Your task: Read through the entries below and return each line with the word "seal".

Recorded data:

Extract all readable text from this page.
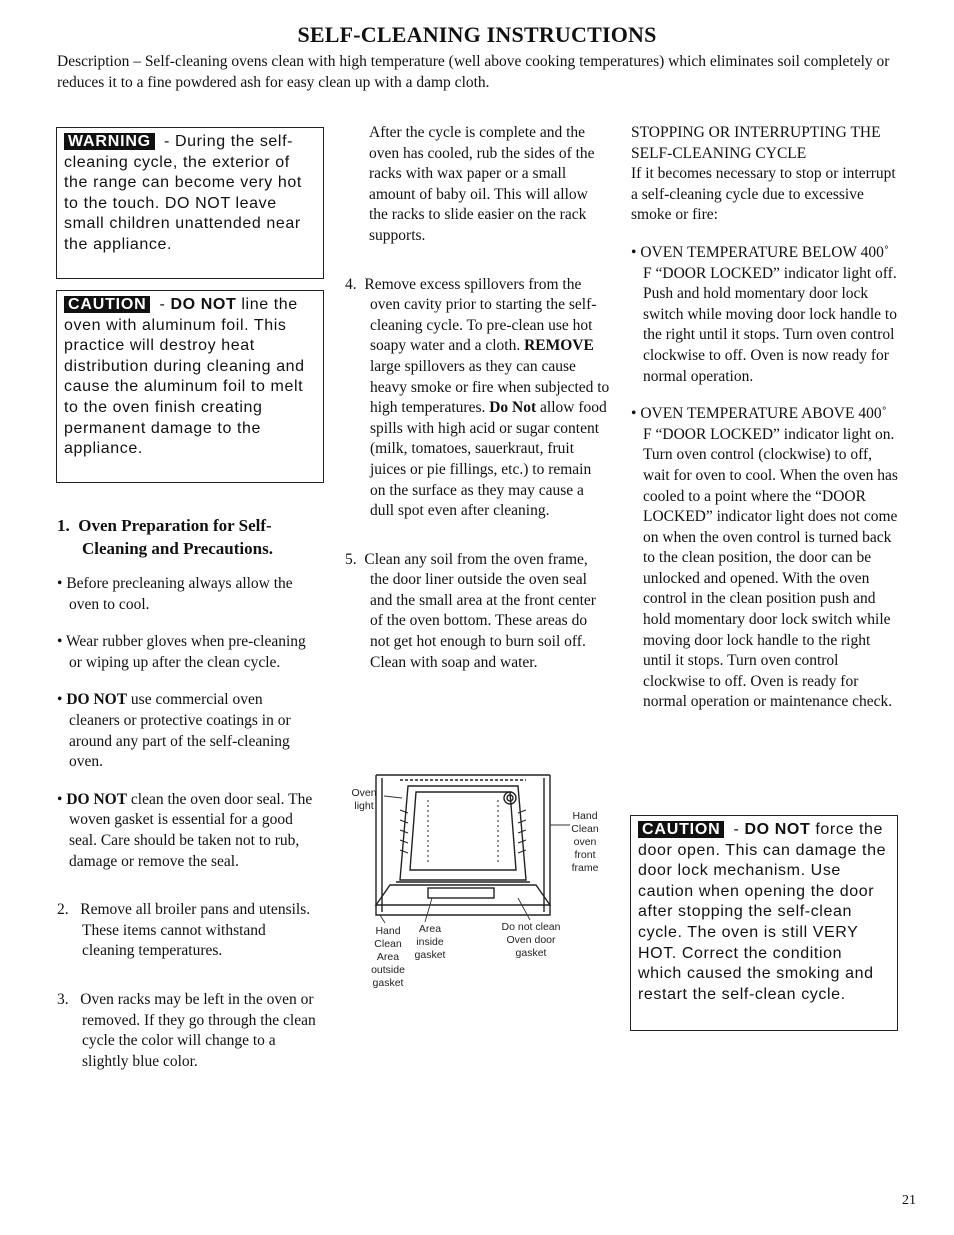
SELF-CLEANING INSTRUCTIONS
Description – Self-cleaning ovens clean with high temperature (well above cooking temperatures) which eliminates soil completely or reduces it to a fine powdered ash for easy clean up with a damp cloth.
WARNING - During the self-cleaning cycle, the exterior of the range can become very hot to the touch. DO NOT leave small children unattended near the appliance.
CAUTION - DO NOT line the oven with aluminum foil. This practice will destroy heat distribution during cleaning and cause the aluminum foil to melt to the oven finish creating permanent damage to the appliance.
1. Oven Preparation for Self-Cleaning and Precautions.
• Before precleaning always allow the oven to cool.
• Wear rubber gloves when pre-cleaning or wiping up after the clean cycle.
• DO NOT use commercial oven cleaners or protective coatings in or around any part of the self-cleaning oven.
• DO NOT clean the oven door seal. The woven gasket is essential for a good seal. Care should be taken not to rub, damage or remove the seal.
2. Remove all broiler pans and utensils. These items cannot withstand cleaning temperatures.
3. Oven racks may be left in the oven or removed. If they go through the clean cycle the color will change to a slightly blue color.
After the cycle is complete and the oven has cooled, rub the sides of the racks with wax paper or a small amount of baby oil. This will allow the racks to slide easier on the rack supports.
4. Remove excess spillovers from the oven cavity prior to starting the self-cleaning cycle. To pre-clean use hot soapy water and a cloth. REMOVE large spillovers as they can cause heavy smoke or fire when subjected to high temperatures. Do Not allow food spills with high acid or sugar content (milk, tomatoes, sauerkraut, fruit juices or pie fillings, etc.) to remain on the surface as they may cause a dull spot even after cleaning.
5. Clean any soil from the oven frame, the door liner outside the oven seal and the small area at the front center of the oven bottom. These areas do not get hot enough to burn soil off. Clean with soap and water.
Oven light
Hand Clean oven front frame
Hand Clean Area outside gasket
Area inside gasket
Do not clean Oven door gasket
STOPPING OR INTERRUPTING THE SELF-CLEANING CYCLE
If it becomes necessary to stop or interrupt a self-cleaning cycle due to excessive smoke or fire:
• OVEN TEMPERATURE BELOW 400˚ F “DOOR LOCKED” indicator light off. Push and hold momentary door lock switch while moving door lock handle to the right until it stops. Turn oven control clockwise to off. Oven is now ready for normal operation.
• OVEN TEMPERATURE ABOVE 400˚ F “DOOR LOCKED” indicator light on. Turn oven control (clockwise) to off, wait for oven to cool. When the oven has cooled to a point where the “DOOR LOCKED” indicator light does not come on when the oven control is turned back to the clean position, the door can be unlocked and opened. With the oven control in the clean position push and hold momentary door lock switch while moving door lock handle to the right until it stops. Turn oven control clockwise to off. Oven is ready for normal operation or maintenance check.
CAUTION - DO NOT force the door open. This can damage the door lock mechanism. Use caution when opening the door after stopping the self-clean cycle. The oven is still VERY HOT. Correct the condition which caused the smoking and restart the self-clean cycle.
21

Solution to the exercise:
• DO NOT clean the oven door seal. The woven gasket is essential for a good seal. Care should be taken not to rub, damage or remove the seal.
5. Clean any soil from the oven frame, the door liner outside the oven seal and the small area at the front center of the oven bottom. These areas do not get hot enough to burn soil off. Clean with soap and water.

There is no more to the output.